[[ Source passage, beginning ]]

Tuesday 12 February 2008

Animal emotions run high

I have a good relationship with my neighbour, we take in one another's parcels and exchange Christmas cards. So I was surprised to detect a coolness setting in, especially as we had discussed our jobs and work routines recently.

Finally, fearing for my parcels and Christmas list, I asked her what was wrong. "I don't agree with vivisection," came the answer. "I think it's wrong but you're biased towards it." I was taken aback. I didn't think we had discussed my attitudes to animal experimentation, I don't think I've ever discussed them, so how did this suddenly happen?

I probed a little further. It emerged my neighbour had thought that a publication called Animal Pharm must write about and support animal experimentation. I explained that Animal Pharm covers progress in animal health, how to make sick animals better, not how to use them to make humans better. My neighbour seemed mollified, and when I mentioned Animal Pharm's coverage of the 3Rs, reducing, refining and replacing animals in research, she was happier with me, although still opposed to using animals for medical research.

So how does the scientific community present current thinking on the use of animals in medical research? Extreme measures by animal rights activists have lost the support of many members of the public, so is now the time for human and veterinary medical scientists to show their side of the argument?

[[ Source passage, end ]]
[[ Extracted records, beginning ]]

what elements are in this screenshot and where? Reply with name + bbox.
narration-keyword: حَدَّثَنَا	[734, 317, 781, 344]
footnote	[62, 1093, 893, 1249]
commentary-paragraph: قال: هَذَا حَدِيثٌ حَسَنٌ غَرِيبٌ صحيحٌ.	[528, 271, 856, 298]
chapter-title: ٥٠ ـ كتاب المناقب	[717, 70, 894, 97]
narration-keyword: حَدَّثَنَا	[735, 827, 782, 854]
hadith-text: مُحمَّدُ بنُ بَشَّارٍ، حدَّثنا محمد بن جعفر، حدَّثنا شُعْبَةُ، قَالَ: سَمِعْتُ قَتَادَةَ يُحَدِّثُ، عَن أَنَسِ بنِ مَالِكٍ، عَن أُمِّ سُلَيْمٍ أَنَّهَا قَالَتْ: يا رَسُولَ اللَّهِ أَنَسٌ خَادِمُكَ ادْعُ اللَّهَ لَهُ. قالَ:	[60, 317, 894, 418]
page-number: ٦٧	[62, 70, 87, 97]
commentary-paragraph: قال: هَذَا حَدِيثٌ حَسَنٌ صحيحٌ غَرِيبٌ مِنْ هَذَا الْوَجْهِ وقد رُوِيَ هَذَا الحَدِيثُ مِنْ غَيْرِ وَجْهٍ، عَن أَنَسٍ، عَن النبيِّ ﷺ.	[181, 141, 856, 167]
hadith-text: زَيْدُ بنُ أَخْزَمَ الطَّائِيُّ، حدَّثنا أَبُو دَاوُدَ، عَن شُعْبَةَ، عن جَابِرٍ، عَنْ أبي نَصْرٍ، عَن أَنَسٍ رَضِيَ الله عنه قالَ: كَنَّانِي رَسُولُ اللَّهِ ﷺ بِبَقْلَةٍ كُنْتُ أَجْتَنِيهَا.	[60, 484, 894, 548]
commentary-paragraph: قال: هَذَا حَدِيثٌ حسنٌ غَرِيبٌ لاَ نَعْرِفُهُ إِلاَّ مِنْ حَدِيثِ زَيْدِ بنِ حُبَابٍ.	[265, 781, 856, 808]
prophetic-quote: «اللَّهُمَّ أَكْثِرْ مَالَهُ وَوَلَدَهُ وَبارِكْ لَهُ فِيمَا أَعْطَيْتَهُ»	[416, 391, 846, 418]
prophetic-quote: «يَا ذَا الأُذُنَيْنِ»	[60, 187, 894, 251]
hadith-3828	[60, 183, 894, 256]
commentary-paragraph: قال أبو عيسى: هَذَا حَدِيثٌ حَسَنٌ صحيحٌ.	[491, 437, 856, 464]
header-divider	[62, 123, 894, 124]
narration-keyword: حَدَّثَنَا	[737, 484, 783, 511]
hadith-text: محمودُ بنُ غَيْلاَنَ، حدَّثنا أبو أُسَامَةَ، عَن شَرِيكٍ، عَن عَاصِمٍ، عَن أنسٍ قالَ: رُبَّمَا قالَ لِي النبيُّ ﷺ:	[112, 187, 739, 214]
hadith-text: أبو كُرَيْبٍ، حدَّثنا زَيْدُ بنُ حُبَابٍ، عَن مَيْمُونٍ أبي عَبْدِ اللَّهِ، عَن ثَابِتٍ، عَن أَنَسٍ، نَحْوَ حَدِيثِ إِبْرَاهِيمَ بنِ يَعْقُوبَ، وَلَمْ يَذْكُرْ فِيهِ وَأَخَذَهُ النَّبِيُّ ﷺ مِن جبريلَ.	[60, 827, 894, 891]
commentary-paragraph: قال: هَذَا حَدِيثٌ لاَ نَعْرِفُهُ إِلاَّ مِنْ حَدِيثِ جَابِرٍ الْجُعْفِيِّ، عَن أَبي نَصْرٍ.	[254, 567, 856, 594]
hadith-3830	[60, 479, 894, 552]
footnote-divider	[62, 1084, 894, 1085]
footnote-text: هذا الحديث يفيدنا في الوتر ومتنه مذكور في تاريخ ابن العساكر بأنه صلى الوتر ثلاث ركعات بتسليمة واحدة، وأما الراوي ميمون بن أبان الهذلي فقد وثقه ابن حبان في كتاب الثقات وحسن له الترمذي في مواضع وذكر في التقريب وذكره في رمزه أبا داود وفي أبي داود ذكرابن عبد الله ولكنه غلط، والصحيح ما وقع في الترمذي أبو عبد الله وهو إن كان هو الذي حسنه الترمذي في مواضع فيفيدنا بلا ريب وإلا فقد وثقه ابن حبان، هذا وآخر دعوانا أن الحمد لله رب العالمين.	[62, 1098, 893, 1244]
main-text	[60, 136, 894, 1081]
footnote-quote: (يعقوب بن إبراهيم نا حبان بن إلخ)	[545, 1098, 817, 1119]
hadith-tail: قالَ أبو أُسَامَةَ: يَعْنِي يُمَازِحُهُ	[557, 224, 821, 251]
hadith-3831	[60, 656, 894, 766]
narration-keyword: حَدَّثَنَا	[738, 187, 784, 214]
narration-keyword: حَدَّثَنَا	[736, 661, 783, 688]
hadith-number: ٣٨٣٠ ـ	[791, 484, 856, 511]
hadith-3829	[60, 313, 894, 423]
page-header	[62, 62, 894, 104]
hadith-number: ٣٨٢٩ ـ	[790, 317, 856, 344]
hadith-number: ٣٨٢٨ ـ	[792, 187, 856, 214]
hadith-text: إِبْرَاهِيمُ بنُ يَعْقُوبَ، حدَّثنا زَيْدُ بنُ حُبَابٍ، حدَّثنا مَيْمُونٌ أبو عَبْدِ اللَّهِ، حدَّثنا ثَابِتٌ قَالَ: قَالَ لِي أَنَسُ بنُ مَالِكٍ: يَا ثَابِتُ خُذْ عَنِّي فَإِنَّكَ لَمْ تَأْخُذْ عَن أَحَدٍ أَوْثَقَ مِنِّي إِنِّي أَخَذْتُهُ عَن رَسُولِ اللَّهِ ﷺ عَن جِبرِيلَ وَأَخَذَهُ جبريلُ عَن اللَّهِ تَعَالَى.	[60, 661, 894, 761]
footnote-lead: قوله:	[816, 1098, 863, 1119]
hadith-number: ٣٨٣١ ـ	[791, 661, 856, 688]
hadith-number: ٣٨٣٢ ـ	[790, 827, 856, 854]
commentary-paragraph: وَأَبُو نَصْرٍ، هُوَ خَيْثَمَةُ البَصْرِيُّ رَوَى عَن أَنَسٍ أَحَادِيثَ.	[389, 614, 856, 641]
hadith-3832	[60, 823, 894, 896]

[[ Extracted records, end ]]

• **Work instructions**
1. In the post about the writer's neighbor, what does the writer say Animal Pharm covers?
2. List the three actions that make up the 3Rs named in the post about the writer's neighbor.
3. Resume the post about the writer's neighbor and Animal Pharm, starting after its final sentence.

• **Answers to the tasks**
1. Progress in animal health: how to make sick animals better, not how to use them to make humans better.

2. Reducing, refining, and replacing animals in research.

3.
Geneticist Steve Jones, in his book Double Helix, suggests that opponents of the use of animals in medical research use "an essentially stupid argument: that if you disapprove of something, it cannot be true" (Double Helix, p89). He compares messages that suggest that animal experimentation is useless with the pronouncements of creationists, and, depressingly, says that "rubbish endlessly repeated can convert itself in the public mind into uncertainty, and then to truth." (Double Helix, p89).

After speaking to my neighbour, a sensible, well-educated woman, I felt that scientists had a long way to go before their arguments, based on facts not emotions, were listened to.

But one question remained with me: how do animal lovers feel about using animals in studies to find new veterinary drugs? Diabetes and cancer are just two diseases pets can suffer, and today, they can be treated successfully. This success is the result of careful study, research and experimentation using animals. You may not want animals to suffer to help cure your fellow human beings, but you might just have a different attitude when animal experimentation cures your beloved dog or cat.